> **Extracted entries**
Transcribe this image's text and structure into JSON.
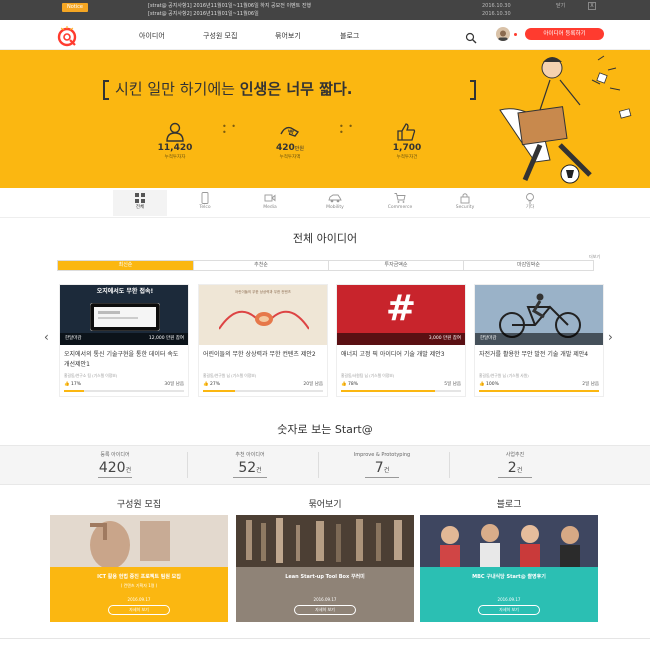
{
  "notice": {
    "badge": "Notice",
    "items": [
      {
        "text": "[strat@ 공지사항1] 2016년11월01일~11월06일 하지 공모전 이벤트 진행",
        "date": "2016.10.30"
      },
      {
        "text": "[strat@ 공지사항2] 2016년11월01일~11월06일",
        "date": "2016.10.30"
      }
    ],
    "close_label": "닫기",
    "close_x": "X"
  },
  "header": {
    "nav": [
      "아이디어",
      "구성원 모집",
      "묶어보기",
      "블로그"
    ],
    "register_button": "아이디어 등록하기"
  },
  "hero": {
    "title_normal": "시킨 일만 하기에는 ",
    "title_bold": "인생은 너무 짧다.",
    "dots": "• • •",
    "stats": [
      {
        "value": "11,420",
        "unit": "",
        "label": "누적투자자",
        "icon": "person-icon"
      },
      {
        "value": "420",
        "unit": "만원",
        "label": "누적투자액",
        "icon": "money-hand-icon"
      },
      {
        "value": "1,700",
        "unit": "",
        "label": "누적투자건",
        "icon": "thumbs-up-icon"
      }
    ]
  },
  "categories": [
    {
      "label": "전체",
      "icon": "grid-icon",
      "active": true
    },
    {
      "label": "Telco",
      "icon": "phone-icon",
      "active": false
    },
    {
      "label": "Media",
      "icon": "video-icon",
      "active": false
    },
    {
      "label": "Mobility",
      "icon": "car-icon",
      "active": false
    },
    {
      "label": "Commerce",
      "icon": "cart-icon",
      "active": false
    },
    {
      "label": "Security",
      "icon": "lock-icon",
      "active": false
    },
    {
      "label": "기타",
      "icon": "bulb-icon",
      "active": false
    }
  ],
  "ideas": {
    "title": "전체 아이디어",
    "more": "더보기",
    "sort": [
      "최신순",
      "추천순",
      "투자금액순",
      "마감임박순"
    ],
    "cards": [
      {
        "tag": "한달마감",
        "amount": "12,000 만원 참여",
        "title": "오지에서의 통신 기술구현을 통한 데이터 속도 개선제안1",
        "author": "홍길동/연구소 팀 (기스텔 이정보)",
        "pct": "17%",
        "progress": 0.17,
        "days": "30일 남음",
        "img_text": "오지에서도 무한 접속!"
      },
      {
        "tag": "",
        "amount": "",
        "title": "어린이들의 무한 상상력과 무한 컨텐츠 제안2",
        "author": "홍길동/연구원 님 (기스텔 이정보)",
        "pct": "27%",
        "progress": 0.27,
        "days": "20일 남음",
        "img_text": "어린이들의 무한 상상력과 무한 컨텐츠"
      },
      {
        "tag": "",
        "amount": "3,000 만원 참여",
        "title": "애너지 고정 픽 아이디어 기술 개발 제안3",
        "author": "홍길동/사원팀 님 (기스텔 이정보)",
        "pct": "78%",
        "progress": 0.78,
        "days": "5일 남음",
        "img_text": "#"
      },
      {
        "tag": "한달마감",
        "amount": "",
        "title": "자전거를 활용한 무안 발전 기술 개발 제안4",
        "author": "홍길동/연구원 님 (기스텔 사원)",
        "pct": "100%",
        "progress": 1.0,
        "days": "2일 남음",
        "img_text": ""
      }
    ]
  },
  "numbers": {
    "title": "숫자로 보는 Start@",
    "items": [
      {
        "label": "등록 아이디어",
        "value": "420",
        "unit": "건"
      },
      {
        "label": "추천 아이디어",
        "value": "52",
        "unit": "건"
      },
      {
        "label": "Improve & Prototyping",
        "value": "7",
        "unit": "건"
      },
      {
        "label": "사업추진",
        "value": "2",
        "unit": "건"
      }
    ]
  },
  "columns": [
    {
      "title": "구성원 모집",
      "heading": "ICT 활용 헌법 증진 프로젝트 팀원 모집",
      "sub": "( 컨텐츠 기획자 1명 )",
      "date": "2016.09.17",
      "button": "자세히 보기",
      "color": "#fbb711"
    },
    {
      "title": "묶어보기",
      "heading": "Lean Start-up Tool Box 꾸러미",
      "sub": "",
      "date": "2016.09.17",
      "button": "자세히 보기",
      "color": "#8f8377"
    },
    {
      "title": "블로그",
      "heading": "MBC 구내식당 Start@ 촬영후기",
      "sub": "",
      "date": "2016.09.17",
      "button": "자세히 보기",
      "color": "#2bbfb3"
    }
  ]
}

--

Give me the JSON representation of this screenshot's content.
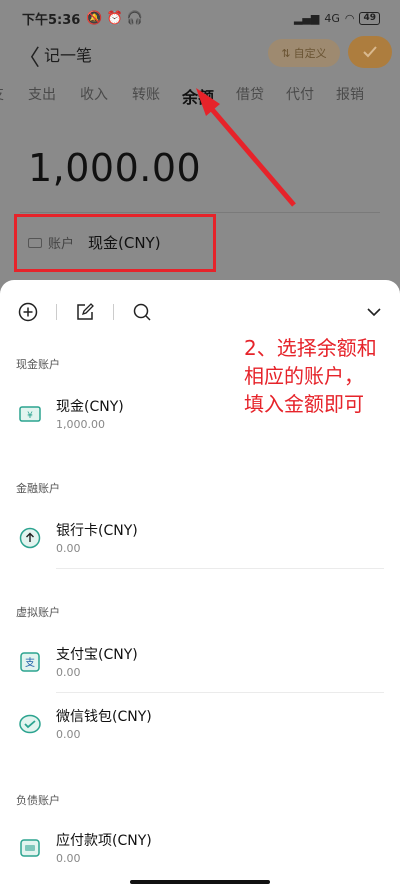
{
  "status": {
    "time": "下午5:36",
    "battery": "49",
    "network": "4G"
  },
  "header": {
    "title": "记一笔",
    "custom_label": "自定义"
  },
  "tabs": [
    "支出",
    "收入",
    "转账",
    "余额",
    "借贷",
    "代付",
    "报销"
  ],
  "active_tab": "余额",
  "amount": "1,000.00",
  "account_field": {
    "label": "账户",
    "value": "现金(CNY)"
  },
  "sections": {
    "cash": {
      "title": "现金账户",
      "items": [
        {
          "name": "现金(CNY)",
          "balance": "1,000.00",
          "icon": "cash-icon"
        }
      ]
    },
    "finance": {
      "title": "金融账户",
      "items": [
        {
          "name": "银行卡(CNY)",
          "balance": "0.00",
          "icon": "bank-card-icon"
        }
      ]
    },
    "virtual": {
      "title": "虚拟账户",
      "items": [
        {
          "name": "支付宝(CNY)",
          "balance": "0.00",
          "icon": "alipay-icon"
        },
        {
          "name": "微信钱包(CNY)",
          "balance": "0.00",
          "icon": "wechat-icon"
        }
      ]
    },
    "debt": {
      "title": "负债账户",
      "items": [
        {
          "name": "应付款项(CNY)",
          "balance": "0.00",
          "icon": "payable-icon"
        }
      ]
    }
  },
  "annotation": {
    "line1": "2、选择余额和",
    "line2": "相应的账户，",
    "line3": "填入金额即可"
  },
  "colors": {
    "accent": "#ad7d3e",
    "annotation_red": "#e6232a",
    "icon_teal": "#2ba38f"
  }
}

> **Exercise**
From the entries above, collect every line with the string "value" in it.

> **Final answer**
        "value": "11,420",
        "value": "420",
        "value": "1,700",
        "value": "420",
        "value": "52",
        "value": "7",
        "value": "2",
    "value": "现金(CNY)"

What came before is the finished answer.